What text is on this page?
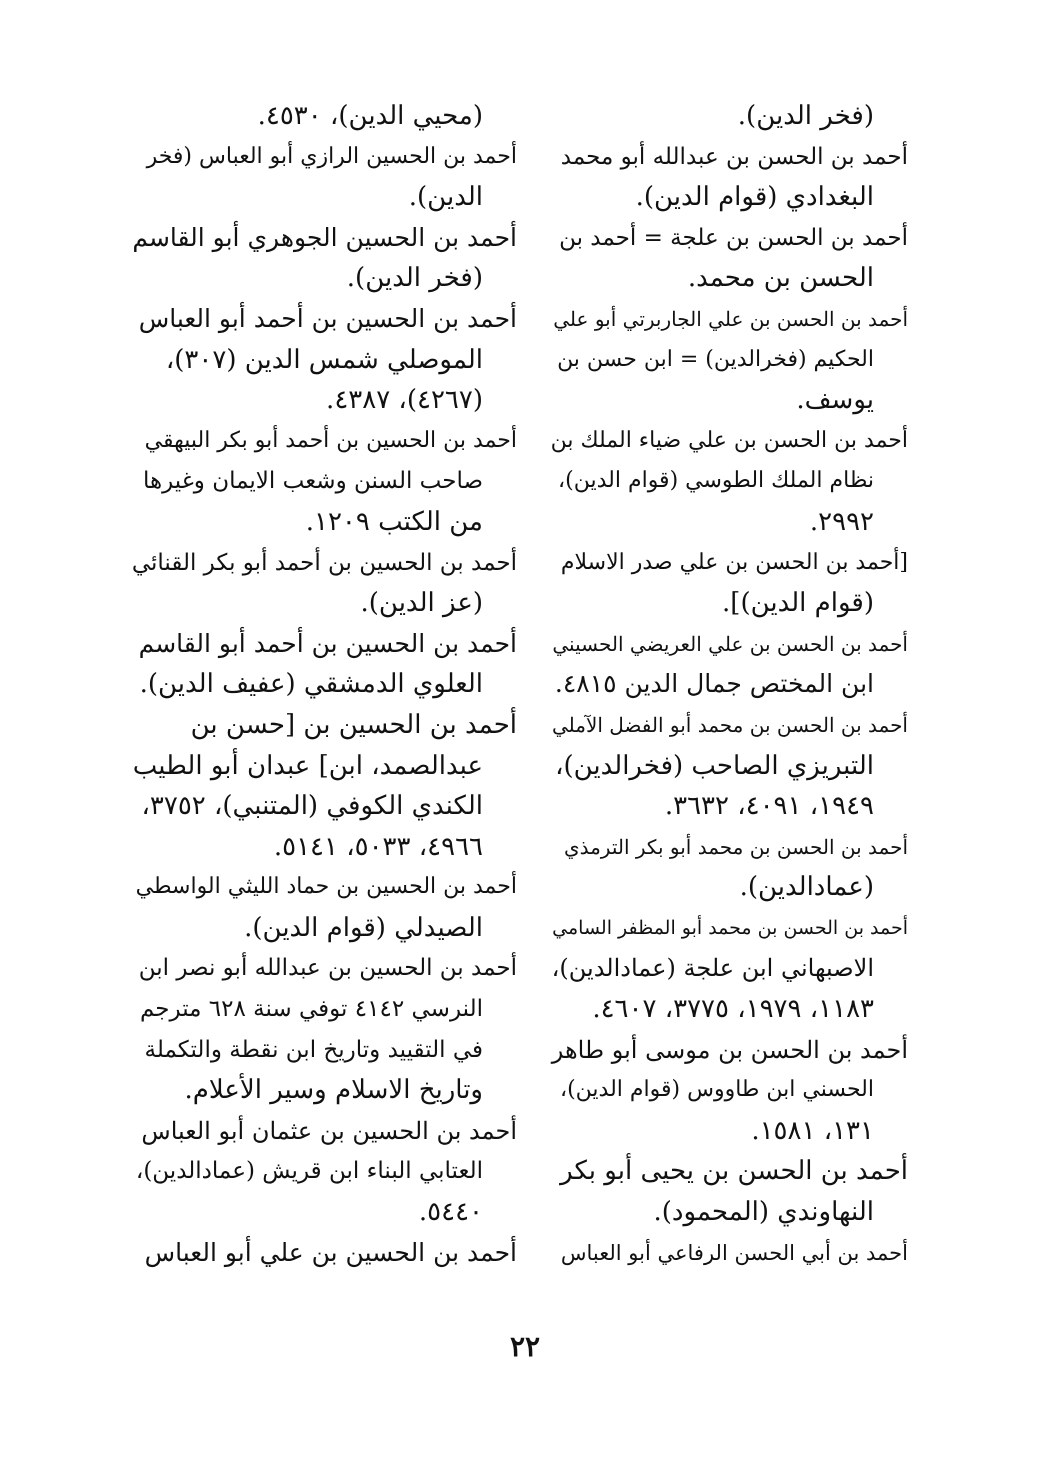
(فخر الدين).
أحمد بن الحسن بن عبدالله أبو محمد
البغدادي (قوام الدين).
أحمد بن الحسن بن علجة = أحمد بن
الحسن بن محمد.
أحمد بن الحسن بن علي الجاربرتي أبو علي
الحكيم (فخرالدين) = ابن حسن بن
يوسف.
أحمد بن الحسن بن علي ضياء الملك بن
نظام الملك الطوسي (قوام الدين)،
٢٩٩٢.
[أحمد بن الحسن بن علي صدر الاسلام
(قوام الدين)].
أحمد بن الحسن بن علي العريضي الحسيني
ابن المختص جمال الدين ٤٨١٥.
أحمد بن الحسن بن محمد أبو الفضل الآملي
التبريزي الصاحب (فخرالدين)،
١٩٤٩، ٤٠٩١، ٣٦٣٢.
أحمد بن الحسن بن محمد أبو بكر الترمذي
(عمادالدين).
أحمد بن الحسن بن محمد أبو المظفر السامي
الاصبهاني ابن علجة (عمادالدين)،
١١٨٣، ١٩٧٩، ٣٧٧٥، ٤٦٠٧.
أحمد بن الحسن بن موسى أبو طاهر
الحسني ابن طاووس (قوام الدين)،
١٣١، ١٥٨١.
أحمد بن الحسن بن يحيى أبو بكر
النهاوندي (المحمود).
أحمد بن أبي الحسن الرفاعي أبو العباس
(محيي الدين)، ٤٥٣٠.
أحمد بن الحسين الرازي أبو العباس (فخر
الدين).
أحمد بن الحسين الجوهري أبو القاسم
(فخر الدين).
أحمد بن الحسين بن أحمد أبو العباس
الموصلي شمس الدين (٣٠٧)،
(٤٢٦٧)، ٤٣٨٧.
أحمد بن الحسين بن أحمد أبو بكر البيهقي
صاحب السنن وشعب الايمان وغيرها
من الكتب ١٢٠٩.
أحمد بن الحسين بن أحمد أبو بكر القنائي
(عز الدين).
أحمد بن الحسين بن أحمد أبو القاسم
العلوي الدمشقي (عفيف الدين).
أحمد بن الحسين بن [حسن بن
عبدالصمد، ابن] عبدان أبو الطيب
الكندي الكوفي (المتنبي)، ٣٧٥٢،
٤٩٦٦، ٥٠٣٣، ٥١٤١.
أحمد بن الحسين بن حماد الليثي الواسطي
الصيدلي (قوام الدين).
أحمد بن الحسين بن عبدالله أبو نصر ابن
النرسي ٤١٤٢ توفي سنة ٦٢٨ مترجم
في التقييد وتاريخ ابن نقطة والتكملة
وتاريخ الاسلام وسير الأعلام.
أحمد بن الحسين بن عثمان أبو العباس
العتابي البناء ابن قريش (عمادالدين)،
٥٤٤٠.
أحمد بن الحسين بن علي أبو العباس
٢٢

★ ★ ★ ★

Your instructions
Except for the pictures, give all the material above again verbatim.

Solved problem
What text is on this page?
(فخر الدين).
أحمد بن الحسن بن عبدالله أبو محمد
البغدادي (قوام الدين).
أحمد بن الحسن بن علجة = أحمد بن
الحسن بن محمد.
أحمد بن الحسن بن علي الجاربرتي أبو علي
الحكيم (فخرالدين) = ابن حسن بن
يوسف.
أحمد بن الحسن بن علي ضياء الملك بن
نظام الملك الطوسي (قوام الدين)،
٢٩٩٢.
[أحمد بن الحسن بن علي صدر الاسلام
(قوام الدين)].
أحمد بن الحسن بن علي العريضي الحسيني
ابن المختص جمال الدين ٤٨١٥.
أحمد بن الحسن بن محمد أبو الفضل الآملي
التبريزي الصاحب (فخرالدين)،
١٩٤٩، ٤٠٩١، ٣٦٣٢.
أحمد بن الحسن بن محمد أبو بكر الترمذي
(عمادالدين).
أحمد بن الحسن بن محمد أبو المظفر السامي
الاصبهاني ابن علجة (عمادالدين)،
١١٨٣، ١٩٧٩، ٣٧٧٥، ٤٦٠٧.
أحمد بن الحسن بن موسى أبو طاهر
الحسني ابن طاووس (قوام الدين)،
١٣١، ١٥٨١.
أحمد بن الحسن بن يحيى أبو بكر
النهاوندي (المحمود).
أحمد بن أبي الحسن الرفاعي أبو العباس
(محيي الدين)، ٤٥٣٠.
أحمد بن الحسين الرازي أبو العباس (فخر
الدين).
أحمد بن الحسين الجوهري أبو القاسم
(فخر الدين).
أحمد بن الحسين بن أحمد أبو العباس
الموصلي شمس الدين (٣٠٧)،
(٤٢٦٧)، ٤٣٨٧.
أحمد بن الحسين بن أحمد أبو بكر البيهقي
صاحب السنن وشعب الايمان وغيرها
من الكتب ١٢٠٩.
أحمد بن الحسين بن أحمد أبو بكر القنائي
(عز الدين).
أحمد بن الحسين بن أحمد أبو القاسم
العلوي الدمشقي (عفيف الدين).
أحمد بن الحسين بن [حسن بن
عبدالصمد، ابن] عبدان أبو الطيب
الكندي الكوفي (المتنبي)، ٣٧٥٢،
٤٩٦٦، ٥٠٣٣، ٥١٤١.
أحمد بن الحسين بن حماد الليثي الواسطي
الصيدلي (قوام الدين).
أحمد بن الحسين بن عبدالله أبو نصر ابن
النرسي ٤١٤٢ توفي سنة ٦٢٨ مترجم
في التقييد وتاريخ ابن نقطة والتكملة
وتاريخ الاسلام وسير الأعلام.
أحمد بن الحسين بن عثمان أبو العباس
العتابي البناء ابن قريش (عمادالدين)،
٥٤٤٠.
أحمد بن الحسين بن علي أبو العباس
٢٢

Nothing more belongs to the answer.